Copy every line that holds "Setup".
___ DATA RECORDS ___
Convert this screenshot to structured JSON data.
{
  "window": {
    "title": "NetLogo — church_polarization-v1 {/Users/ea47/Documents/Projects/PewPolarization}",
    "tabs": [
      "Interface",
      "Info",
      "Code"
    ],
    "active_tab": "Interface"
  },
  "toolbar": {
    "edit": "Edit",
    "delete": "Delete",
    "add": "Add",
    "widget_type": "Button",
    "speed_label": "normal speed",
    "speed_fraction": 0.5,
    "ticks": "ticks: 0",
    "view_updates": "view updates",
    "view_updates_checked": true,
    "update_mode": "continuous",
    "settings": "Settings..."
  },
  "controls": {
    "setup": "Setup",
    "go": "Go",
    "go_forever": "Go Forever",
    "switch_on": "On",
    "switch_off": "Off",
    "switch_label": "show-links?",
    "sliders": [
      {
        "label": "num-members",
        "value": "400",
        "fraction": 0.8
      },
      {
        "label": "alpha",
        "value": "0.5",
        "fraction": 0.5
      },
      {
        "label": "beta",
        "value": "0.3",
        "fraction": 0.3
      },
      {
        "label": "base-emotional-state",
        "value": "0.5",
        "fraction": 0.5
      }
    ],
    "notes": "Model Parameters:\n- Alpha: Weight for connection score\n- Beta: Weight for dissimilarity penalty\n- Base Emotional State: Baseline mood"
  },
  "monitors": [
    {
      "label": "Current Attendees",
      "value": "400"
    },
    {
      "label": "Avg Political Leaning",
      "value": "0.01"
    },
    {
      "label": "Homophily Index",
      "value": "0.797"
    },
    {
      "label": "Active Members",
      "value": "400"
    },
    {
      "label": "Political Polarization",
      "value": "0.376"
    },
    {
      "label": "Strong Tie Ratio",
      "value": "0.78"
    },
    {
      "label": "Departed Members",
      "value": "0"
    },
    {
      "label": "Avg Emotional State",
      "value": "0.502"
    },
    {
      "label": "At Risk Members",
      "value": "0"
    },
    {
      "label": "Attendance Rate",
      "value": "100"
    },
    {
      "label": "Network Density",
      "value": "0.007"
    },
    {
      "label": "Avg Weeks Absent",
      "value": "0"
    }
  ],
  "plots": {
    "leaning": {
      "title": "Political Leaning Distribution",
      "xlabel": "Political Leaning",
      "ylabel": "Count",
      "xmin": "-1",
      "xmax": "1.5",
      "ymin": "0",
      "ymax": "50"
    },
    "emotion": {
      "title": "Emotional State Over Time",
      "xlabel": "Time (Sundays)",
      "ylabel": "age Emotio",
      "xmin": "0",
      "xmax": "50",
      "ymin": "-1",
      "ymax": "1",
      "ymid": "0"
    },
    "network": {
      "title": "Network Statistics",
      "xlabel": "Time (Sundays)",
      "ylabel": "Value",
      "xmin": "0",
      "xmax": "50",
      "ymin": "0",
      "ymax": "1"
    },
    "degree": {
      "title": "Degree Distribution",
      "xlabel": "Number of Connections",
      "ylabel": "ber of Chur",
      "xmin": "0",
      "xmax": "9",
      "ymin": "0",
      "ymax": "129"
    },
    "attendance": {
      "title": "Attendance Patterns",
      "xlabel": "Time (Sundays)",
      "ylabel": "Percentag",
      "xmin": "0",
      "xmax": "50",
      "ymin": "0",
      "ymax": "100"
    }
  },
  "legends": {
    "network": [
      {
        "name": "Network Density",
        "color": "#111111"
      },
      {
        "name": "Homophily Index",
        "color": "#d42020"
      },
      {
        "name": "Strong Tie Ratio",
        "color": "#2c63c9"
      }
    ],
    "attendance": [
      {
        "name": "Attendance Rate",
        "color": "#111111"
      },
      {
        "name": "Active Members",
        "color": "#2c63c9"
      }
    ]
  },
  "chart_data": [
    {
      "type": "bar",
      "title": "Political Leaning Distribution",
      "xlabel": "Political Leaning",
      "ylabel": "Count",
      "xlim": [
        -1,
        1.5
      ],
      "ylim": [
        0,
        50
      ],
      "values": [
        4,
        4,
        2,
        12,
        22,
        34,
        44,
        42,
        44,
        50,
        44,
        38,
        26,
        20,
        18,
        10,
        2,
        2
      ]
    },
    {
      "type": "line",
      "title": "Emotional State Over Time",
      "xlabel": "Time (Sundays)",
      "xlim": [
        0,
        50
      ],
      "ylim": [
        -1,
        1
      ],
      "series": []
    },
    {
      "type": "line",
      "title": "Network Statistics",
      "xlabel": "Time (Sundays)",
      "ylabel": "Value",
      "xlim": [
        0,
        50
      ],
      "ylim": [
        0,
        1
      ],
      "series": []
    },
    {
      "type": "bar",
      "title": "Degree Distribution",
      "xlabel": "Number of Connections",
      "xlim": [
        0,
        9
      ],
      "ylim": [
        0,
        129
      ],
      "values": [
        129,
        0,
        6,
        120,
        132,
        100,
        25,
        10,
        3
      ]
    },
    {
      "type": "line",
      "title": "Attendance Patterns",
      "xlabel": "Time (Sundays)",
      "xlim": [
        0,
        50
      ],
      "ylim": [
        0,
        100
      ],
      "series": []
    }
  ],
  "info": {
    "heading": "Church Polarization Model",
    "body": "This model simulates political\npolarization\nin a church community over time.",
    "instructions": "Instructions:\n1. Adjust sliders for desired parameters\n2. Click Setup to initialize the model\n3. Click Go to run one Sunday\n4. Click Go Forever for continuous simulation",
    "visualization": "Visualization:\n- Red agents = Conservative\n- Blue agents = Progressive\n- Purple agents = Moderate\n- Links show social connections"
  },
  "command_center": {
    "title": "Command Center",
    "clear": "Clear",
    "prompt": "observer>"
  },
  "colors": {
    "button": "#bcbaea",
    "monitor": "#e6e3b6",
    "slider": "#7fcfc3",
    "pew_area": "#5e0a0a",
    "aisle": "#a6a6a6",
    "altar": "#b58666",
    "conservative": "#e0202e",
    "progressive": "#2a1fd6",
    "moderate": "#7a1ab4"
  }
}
___
**SOLUTION TO THE EXERCISE**
    "setup": "Setup",
    "instructions": "Instructions:\n1. Adjust sliders for desired parameters\n2. Click Setup to initialize the model\n3. Click Go to run one Sunday\n4. Click Go Forever for continuous simulation",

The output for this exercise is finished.